PROBLEM TO WORK ON
Take every line that has the string "icon" and copy it out.

EXTRACTED MATERIAL

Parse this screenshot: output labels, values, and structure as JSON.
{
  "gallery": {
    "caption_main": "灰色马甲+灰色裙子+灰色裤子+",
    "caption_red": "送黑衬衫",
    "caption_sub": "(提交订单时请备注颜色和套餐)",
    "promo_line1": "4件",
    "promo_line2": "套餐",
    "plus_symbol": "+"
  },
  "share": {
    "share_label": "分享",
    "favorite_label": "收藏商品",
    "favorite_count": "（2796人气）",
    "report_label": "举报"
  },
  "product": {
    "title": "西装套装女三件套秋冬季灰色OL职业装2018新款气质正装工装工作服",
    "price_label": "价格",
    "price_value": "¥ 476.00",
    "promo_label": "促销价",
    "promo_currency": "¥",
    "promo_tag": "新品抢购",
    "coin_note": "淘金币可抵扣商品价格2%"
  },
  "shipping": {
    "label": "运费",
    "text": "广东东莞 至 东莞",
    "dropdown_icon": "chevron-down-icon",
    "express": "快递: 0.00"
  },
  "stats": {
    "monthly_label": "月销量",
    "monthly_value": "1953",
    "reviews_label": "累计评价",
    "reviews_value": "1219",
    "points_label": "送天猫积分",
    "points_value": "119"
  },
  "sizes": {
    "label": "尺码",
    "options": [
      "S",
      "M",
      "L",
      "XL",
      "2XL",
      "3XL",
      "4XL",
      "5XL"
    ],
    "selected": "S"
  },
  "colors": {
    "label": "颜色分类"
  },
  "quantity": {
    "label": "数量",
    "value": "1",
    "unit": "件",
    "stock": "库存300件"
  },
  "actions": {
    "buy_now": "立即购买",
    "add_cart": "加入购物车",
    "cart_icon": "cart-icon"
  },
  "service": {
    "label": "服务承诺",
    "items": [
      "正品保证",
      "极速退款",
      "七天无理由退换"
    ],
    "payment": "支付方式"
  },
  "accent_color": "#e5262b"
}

TASK RESULT
    "dropdown_icon": "chevron-down-icon",
    "cart_icon": "cart-icon"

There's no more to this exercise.